Per comprendere davvero l’arte preistorica dobbiamo pensare che nessuna specie animale aveva osato nulla di simile a quanto l’uomo delle caverne iniziò a realizzare in Spagna, in Francia, in Africa sul finire del Paleolitico. Si è posto in quel momento per la prima volta il problema di fissare nella mente l’aspetto e le movenze di quegli stessi animali che gruppi di cacciatori inseguivano nei loro spostamenti, di riflettere sulle differenze tra rappresentazione del maschile e del femminile, sulla relazione tra forma e contenuto. Sono libri di pietra quelli che troviamo nell’arte preistorica. In questa fase l’arte non è ancora un’imitazione della realtà, ma un’astrazione concettuale di tipo analitico. Scomporla per comprenderla, fissare nella mente il contenuto dell’immagine ridotta ai suoi elementi essenziali. Le corna del toro, le gambe dell’uomo, il seno della donna, le ali dell’uccello. Le figurazioni più complesse del primo periodo evolvono man mano in forme più semplici, stereotipate e astratte. Basta confrontare tra loro le grandi e maestose rappresentazioni degli animali nelle grotte di Lascaux con quelle di Altamira in Spagna realizzate 10 mila anni più tardi, queste ultime con i graffiti rupestri della Val Camonica ancora successivi. La rappresentazione della realtà è sempre più ridotta nelle dimensioni e meno dettagliata, persegue man mano la logica di una tipizzazione e standardizzazione che evolve nella direzione del simbolo astratto, dell’ideogramma, del segno convenzionale.

▶ Materiale fornito
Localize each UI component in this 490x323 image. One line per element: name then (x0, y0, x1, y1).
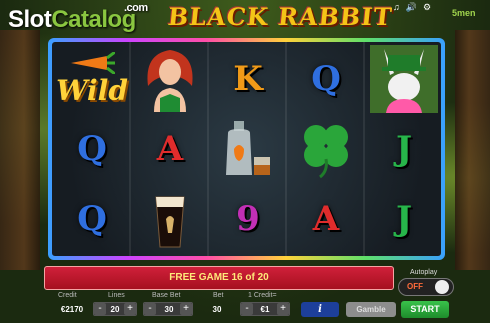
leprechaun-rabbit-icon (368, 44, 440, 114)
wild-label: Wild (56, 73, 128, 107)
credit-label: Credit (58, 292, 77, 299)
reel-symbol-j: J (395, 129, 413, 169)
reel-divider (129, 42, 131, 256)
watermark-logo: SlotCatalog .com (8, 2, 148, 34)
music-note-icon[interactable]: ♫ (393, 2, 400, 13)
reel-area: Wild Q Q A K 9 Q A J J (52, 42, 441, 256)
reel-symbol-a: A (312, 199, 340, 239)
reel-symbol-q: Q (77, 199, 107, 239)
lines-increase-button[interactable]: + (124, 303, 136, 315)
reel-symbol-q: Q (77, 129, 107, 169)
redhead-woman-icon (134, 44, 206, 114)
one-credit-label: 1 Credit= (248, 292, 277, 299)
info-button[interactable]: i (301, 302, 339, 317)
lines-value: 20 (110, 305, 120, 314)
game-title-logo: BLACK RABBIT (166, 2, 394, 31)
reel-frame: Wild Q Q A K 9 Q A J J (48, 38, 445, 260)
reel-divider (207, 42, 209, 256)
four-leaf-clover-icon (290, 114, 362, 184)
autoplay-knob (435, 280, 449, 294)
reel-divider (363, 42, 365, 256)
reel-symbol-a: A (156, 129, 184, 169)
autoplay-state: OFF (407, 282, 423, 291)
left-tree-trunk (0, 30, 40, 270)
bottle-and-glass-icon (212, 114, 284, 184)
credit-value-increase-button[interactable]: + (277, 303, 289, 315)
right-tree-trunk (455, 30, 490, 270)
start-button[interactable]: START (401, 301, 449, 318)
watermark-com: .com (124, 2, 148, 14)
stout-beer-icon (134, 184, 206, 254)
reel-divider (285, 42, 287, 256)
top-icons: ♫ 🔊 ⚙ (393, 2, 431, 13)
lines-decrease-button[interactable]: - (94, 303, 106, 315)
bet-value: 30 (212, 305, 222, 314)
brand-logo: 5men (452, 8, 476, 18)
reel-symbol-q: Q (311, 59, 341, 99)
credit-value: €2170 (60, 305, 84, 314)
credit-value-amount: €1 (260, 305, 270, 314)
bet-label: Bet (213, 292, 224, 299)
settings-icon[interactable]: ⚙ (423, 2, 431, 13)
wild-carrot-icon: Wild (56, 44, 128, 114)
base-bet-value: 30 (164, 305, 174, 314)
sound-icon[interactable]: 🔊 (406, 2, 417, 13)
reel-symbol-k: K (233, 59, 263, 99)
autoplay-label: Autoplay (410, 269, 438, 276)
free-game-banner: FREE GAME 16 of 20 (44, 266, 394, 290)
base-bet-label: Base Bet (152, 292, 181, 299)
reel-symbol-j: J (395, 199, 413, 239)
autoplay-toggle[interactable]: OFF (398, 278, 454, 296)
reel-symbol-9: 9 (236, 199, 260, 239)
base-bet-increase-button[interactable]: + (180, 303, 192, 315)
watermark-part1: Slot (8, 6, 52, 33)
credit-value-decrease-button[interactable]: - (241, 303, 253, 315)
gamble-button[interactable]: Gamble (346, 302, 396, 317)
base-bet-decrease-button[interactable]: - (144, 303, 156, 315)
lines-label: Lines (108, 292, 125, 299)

==

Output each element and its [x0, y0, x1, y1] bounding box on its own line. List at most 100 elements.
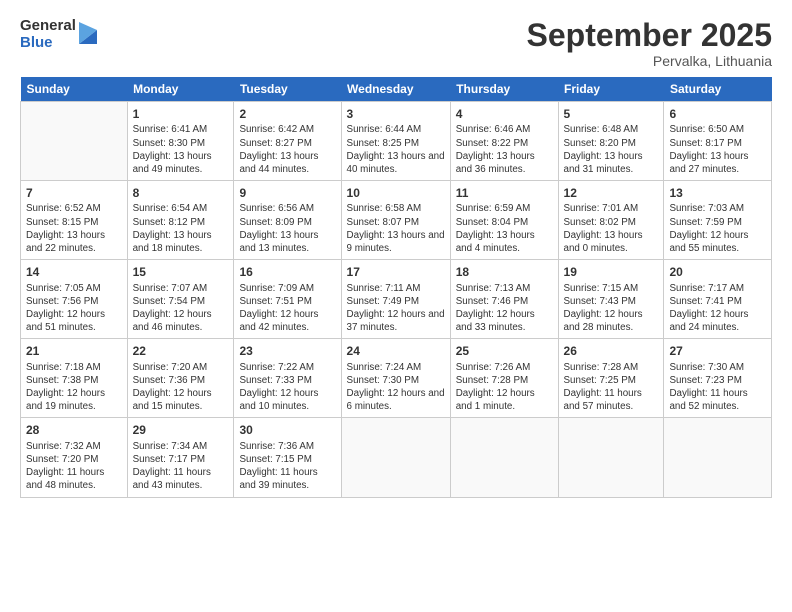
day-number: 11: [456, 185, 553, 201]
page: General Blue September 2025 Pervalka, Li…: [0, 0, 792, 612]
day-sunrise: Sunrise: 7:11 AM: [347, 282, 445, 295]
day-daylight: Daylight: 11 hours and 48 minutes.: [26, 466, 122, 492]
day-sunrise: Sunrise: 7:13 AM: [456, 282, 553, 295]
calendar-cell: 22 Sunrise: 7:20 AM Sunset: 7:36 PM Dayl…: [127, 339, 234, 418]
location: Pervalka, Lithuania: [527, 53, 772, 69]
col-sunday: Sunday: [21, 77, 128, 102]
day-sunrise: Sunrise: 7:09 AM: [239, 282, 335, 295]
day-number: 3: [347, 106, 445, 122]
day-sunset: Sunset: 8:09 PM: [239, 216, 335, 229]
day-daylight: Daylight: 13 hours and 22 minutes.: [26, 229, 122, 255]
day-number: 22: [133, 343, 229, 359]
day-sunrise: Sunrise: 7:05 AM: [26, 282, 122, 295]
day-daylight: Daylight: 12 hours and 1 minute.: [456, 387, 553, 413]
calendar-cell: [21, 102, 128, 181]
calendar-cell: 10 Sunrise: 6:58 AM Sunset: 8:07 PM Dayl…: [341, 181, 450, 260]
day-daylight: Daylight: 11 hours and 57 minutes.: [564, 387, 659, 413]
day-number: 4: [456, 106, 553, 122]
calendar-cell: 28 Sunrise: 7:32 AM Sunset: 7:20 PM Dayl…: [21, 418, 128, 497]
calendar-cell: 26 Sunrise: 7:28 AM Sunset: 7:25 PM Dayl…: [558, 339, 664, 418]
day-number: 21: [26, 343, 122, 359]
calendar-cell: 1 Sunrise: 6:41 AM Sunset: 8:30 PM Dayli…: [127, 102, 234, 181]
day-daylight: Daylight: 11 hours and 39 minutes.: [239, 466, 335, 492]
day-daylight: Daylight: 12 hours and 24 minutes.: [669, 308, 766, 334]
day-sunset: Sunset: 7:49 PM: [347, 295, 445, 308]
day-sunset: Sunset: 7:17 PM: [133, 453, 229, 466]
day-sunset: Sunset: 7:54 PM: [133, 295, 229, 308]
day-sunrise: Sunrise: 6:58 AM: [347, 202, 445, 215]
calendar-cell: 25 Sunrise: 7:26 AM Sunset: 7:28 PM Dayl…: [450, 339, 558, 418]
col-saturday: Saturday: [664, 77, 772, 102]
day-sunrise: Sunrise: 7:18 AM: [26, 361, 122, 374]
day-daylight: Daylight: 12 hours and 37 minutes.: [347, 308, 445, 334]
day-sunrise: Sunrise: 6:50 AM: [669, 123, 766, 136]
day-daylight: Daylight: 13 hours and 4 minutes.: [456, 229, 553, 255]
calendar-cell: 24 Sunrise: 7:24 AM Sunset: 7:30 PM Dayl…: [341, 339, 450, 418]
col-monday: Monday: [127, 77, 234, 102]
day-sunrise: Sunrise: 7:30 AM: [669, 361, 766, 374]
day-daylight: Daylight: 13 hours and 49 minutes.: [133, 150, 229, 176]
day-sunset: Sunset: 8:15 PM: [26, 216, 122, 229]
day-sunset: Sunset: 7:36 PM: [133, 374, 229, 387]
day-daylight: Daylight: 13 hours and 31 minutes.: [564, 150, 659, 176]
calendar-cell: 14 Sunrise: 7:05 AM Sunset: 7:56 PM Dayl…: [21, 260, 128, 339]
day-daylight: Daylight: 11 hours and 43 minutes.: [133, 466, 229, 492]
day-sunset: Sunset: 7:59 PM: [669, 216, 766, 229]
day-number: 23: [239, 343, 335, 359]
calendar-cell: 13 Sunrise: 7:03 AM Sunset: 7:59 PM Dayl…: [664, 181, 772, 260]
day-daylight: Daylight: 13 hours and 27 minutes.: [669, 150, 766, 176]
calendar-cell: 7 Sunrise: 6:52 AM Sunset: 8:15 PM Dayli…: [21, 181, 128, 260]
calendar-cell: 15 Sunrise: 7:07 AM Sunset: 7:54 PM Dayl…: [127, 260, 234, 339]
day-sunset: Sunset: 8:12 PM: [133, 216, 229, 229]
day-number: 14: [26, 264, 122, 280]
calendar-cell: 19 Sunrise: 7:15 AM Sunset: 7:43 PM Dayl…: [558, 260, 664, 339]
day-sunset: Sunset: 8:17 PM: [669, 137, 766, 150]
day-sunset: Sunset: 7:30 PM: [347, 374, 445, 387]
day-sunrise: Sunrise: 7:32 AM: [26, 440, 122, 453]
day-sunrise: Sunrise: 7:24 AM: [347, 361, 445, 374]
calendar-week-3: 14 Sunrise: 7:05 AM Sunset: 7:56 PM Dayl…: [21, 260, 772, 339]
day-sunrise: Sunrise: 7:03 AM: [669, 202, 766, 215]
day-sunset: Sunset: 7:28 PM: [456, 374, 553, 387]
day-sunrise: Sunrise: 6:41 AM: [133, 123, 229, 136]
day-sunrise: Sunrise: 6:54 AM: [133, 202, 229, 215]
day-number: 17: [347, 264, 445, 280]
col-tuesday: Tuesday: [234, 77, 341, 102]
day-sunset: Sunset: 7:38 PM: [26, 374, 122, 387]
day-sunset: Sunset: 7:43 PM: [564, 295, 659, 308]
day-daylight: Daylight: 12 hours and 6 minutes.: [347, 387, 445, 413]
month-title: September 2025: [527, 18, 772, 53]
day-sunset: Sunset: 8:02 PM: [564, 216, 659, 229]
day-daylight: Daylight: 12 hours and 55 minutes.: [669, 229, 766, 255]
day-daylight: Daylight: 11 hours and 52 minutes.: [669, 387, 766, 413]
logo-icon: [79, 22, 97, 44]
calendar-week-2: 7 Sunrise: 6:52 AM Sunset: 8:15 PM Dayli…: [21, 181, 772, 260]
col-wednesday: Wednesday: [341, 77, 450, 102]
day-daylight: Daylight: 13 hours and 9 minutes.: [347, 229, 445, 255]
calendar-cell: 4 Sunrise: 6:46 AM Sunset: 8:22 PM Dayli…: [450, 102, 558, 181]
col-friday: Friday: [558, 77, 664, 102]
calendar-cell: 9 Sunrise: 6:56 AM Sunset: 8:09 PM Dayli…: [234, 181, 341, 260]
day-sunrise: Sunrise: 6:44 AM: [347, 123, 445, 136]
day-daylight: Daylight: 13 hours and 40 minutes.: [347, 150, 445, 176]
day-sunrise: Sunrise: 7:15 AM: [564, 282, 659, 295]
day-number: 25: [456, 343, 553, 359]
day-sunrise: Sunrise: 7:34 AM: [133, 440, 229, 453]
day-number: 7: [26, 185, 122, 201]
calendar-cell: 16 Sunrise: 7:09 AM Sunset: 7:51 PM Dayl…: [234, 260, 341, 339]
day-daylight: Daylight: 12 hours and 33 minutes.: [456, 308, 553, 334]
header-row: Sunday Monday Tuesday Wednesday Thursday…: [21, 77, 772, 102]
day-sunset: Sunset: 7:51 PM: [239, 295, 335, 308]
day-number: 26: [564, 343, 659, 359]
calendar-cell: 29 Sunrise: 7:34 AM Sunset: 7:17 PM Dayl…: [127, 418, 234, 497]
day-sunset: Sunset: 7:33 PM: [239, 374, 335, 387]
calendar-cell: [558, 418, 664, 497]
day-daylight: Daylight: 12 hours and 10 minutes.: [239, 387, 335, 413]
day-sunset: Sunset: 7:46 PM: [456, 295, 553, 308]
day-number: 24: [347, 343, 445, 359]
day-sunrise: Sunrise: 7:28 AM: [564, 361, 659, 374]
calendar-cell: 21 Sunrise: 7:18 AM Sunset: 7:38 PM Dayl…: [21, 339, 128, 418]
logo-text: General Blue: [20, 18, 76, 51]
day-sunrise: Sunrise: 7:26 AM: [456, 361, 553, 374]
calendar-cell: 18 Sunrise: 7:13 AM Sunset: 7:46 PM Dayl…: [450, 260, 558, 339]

▶ Parti dell'esercizio
(A) Puoi trascrivere per intero il testo sull'arte preistorica, parola per parola?
(B) Puoi riportare come lista JSON di stringhe le righe dei record, dalla riga che contiene "leprechaun-rabbit-icon (368, 44, 440, 114)" a quella che contiene "reel-area: Wild Q", entrambe comprese? Metti una stringa per riga, tralascia le righe vuote e non aggiungere altro.

▶ Risposte alle consegne
(A)
Per comprendere davvero l’arte preistorica dobbiamo pensare che nessuna specie animale aveva osato nulla di simile a quanto l’uomo delle caverne iniziò a realizzare in Spagna, in Francia, in Africa sul finire del Paleolitico. Si è posto in quel momento per la prima volta il problema di fissare nella mente l’aspetto e le movenze di quegli stessi animali che gruppi di cacciatori inseguivano nei loro spostamenti, di riflettere sulle differenze tra rappresentazione del maschile e del femminile, sulla relazione tra forma e contenuto. Sono libri di pietra quelli che troviamo nell’arte preistorica. In questa fase l’arte non è ancora un’imitazione della realtà, ma un’astrazione concettuale di tipo analitico. Scomporla per comprenderla, fissare nella mente il contenuto dell’immagine ridotta ai suoi elementi essenziali. Le corna del toro, le gambe dell’uomo, il seno della donna, le ali dell’uccello. Le figurazioni più complesse del primo periodo evolvono man mano in forme più semplici, stereotipate e astratte. Basta confrontare tra loro le grandi e maestose rappresentazioni degli animali nelle grotte di Lascaux con quelle di Altamira in Spagna realizzate 10 mila anni più tardi, queste ultime con i graffiti rupestri della Val Camonica ancora successivi. La rappresentazione della realtà è sempre più ridotta nelle dimensioni e meno dettagliata, persegue man mano la logica di una tipizzazione e standardizzazione che evolve nella direzione del simbolo astratto, dell’ideogramma, del segno convenzionale.

(B)
[
  "leprechaun-rabbit-icon (368, 44, 440, 114)",
  "wild-label: Wild (56, 73, 128, 107)",
  "credit-label: Credit (58, 292, 77, 299)",
  "reel-symbol-j: J (395, 129, 413, 169)",
  "reel-divider (129, 42, 131, 256)",
  "watermark-logo: SlotCatalog .com (8, 2, 148, 34)",
  "music-note-icon[interactable]: ♫ (393, 2, 400, 13)",
  "reel-area: Wild Q Q A K 9 Q A J J (52, 42, 441, 256)"
]